Instruction:
Extract the complete listing and output it unchanged.

Dataset excerpts:

--- Start ---

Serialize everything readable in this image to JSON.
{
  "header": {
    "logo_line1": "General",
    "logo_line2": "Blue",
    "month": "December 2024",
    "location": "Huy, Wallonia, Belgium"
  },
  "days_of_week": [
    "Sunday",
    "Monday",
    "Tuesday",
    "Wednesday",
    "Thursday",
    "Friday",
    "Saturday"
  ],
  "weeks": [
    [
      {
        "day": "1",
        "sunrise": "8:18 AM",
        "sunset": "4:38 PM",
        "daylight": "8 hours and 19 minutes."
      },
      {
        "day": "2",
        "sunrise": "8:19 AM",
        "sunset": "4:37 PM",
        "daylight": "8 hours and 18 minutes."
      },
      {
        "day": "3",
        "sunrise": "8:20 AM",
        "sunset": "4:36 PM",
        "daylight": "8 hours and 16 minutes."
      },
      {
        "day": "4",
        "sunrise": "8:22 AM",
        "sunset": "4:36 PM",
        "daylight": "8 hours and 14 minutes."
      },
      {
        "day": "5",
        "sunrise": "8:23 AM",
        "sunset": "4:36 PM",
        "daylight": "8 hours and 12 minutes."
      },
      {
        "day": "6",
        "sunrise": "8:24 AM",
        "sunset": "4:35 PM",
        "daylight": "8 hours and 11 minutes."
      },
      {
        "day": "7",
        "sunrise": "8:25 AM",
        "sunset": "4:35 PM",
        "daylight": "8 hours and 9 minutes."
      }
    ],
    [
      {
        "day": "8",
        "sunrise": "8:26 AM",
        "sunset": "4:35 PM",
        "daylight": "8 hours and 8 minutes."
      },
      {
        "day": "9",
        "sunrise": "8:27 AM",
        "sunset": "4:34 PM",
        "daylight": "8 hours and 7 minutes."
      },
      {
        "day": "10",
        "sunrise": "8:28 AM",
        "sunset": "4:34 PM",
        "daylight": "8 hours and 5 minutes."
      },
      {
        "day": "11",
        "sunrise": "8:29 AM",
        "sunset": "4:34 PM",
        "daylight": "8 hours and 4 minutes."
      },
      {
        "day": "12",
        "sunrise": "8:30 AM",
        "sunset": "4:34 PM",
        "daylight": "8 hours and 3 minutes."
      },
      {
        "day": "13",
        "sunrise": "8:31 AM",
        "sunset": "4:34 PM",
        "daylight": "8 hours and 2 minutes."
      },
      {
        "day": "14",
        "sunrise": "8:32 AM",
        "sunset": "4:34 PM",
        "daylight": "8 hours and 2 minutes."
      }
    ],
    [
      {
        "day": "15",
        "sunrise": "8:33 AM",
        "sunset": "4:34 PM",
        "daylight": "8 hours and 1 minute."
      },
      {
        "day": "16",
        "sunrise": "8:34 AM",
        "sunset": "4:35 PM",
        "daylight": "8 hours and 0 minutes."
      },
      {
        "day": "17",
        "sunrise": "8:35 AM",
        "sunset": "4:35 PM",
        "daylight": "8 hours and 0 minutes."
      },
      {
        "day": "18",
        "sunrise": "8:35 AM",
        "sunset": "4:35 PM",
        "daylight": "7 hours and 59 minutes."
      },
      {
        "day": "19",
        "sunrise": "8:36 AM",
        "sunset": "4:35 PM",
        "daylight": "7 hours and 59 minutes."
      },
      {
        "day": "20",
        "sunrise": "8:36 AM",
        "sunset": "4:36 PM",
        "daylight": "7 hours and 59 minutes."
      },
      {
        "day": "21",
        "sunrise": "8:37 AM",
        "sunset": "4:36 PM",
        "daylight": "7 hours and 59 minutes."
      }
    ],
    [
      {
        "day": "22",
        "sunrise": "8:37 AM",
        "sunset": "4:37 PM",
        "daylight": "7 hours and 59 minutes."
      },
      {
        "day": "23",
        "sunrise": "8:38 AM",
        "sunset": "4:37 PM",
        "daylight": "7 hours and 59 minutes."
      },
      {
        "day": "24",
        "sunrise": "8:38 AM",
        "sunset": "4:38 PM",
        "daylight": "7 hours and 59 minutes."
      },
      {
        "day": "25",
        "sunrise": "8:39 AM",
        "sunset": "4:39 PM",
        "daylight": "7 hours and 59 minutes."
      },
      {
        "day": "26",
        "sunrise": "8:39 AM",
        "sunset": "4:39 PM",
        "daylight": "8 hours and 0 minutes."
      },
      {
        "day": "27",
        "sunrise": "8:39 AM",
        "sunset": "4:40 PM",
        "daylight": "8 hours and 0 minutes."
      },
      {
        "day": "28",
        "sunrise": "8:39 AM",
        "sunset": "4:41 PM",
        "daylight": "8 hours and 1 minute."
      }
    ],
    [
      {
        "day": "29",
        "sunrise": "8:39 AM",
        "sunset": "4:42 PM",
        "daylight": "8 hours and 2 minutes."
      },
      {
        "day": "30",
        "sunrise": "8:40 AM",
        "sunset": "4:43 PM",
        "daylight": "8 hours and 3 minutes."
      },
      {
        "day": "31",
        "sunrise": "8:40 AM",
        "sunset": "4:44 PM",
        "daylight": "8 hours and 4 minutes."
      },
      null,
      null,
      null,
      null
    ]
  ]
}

--- End ---

Solved problem:
Serialize everything readable in this image to JSON.
{
  "header": {
    "logo_line1": "General",
    "logo_line2": "Blue",
    "month": "December 2024",
    "location": "Huy, Wallonia, Belgium"
  },
  "days_of_week": [
    "Sunday",
    "Monday",
    "Tuesday",
    "Wednesday",
    "Thursday",
    "Friday",
    "Saturday"
  ],
  "weeks": [
    [
      {
        "day": "1",
        "sunrise": "8:18 AM",
        "sunset": "4:38 PM",
        "daylight": "8 hours and 19 minutes."
      },
      {
        "day": "2",
        "sunrise": "8:19 AM",
        "sunset": "4:37 PM",
        "daylight": "8 hours and 18 minutes."
      },
      {
        "day": "3",
        "sunrise": "8:20 AM",
        "sunset": "4:36 PM",
        "daylight": "8 hours and 16 minutes."
      },
      {
        "day": "4",
        "sunrise": "8:22 AM",
        "sunset": "4:36 PM",
        "daylight": "8 hours and 14 minutes."
      },
      {
        "day": "5",
        "sunrise": "8:23 AM",
        "sunset": "4:36 PM",
        "daylight": "8 hours and 12 minutes."
      },
      {
        "day": "6",
        "sunrise": "8:24 AM",
        "sunset": "4:35 PM",
        "daylight": "8 hours and 11 minutes."
      },
      {
        "day": "7",
        "sunrise": "8:25 AM",
        "sunset": "4:35 PM",
        "daylight": "8 hours and 9 minutes."
      }
    ],
    [
      {
        "day": "8",
        "sunrise": "8:26 AM",
        "sunset": "4:35 PM",
        "daylight": "8 hours and 8 minutes."
      },
      {
        "day": "9",
        "sunrise": "8:27 AM",
        "sunset": "4:34 PM",
        "daylight": "8 hours and 7 minutes."
      },
      {
        "day": "10",
        "sunrise": "8:28 AM",
        "sunset": "4:34 PM",
        "daylight": "8 hours and 5 minutes."
      },
      {
        "day": "11",
        "sunrise": "8:29 AM",
        "sunset": "4:34 PM",
        "daylight": "8 hours and 4 minutes."
      },
      {
        "day": "12",
        "sunrise": "8:30 AM",
        "sunset": "4:34 PM",
        "daylight": "8 hours and 3 minutes."
      },
      {
        "day": "13",
        "sunrise": "8:31 AM",
        "sunset": "4:34 PM",
        "daylight": "8 hours and 2 minutes."
      },
      {
        "day": "14",
        "sunrise": "8:32 AM",
        "sunset": "4:34 PM",
        "daylight": "8 hours and 2 minutes."
      }
    ],
    [
      {
        "day": "15",
        "sunrise": "8:33 AM",
        "sunset": "4:34 PM",
        "daylight": "8 hours and 1 minute."
      },
      {
        "day": "16",
        "sunrise": "8:34 AM",
        "sunset": "4:35 PM",
        "daylight": "8 hours and 0 minutes."
      },
      {
        "day": "17",
        "sunrise": "8:35 AM",
        "sunset": "4:35 PM",
        "daylight": "8 hours and 0 minutes."
      },
      {
        "day": "18",
        "sunrise": "8:35 AM",
        "sunset": "4:35 PM",
        "daylight": "7 hours and 59 minutes."
      },
      {
        "day": "19",
        "sunrise": "8:36 AM",
        "sunset": "4:35 PM",
        "daylight": "7 hours and 59 minutes."
      },
      {
        "day": "20",
        "sunrise": "8:36 AM",
        "sunset": "4:36 PM",
        "daylight": "7 hours and 59 minutes."
      },
      {
        "day": "21",
        "sunrise": "8:37 AM",
        "sunset": "4:36 PM",
        "daylight": "7 hours and 59 minutes."
      }
    ],
    [
      {
        "day": "22",
        "sunrise": "8:37 AM",
        "sunset": "4:37 PM",
        "daylight": "7 hours and 59 minutes."
      },
      {
        "day": "23",
        "sunrise": "8:38 AM",
        "sunset": "4:37 PM",
        "daylight": "7 hours and 59 minutes."
      },
      {
        "day": "24",
        "sunrise": "8:38 AM",
        "sunset": "4:38 PM",
        "daylight": "7 hours and 59 minutes."
      },
      {
        "day": "25",
        "sunrise": "8:39 AM",
        "sunset": "4:39 PM",
        "daylight": "7 hours and 59 minutes."
      },
      {
        "day": "26",
        "sunrise": "8:39 AM",
        "sunset": "4:39 PM",
        "daylight": "8 hours and 0 minutes."
      },
      {
        "day": "27",
        "sunrise": "8:39 AM",
        "sunset": "4:40 PM",
        "daylight": "8 hours and 0 minutes."
      },
      {
        "day": "28",
        "sunrise": "8:39 AM",
        "sunset": "4:41 PM",
        "daylight": "8 hours and 1 minute."
      }
    ],
    [
      {
        "day": "29",
        "sunrise": "8:39 AM",
        "sunset": "4:42 PM",
        "daylight": "8 hours and 2 minutes."
      },
      {
        "day": "30",
        "sunrise": "8:40 AM",
        "sunset": "4:43 PM",
        "daylight": "8 hours and 3 minutes."
      },
      {
        "day": "31",
        "sunrise": "8:40 AM",
        "sunset": "4:44 PM",
        "daylight": "8 hours and 4 minutes."
      },
      null,
      null,
      null,
      null
    ]
  ]
}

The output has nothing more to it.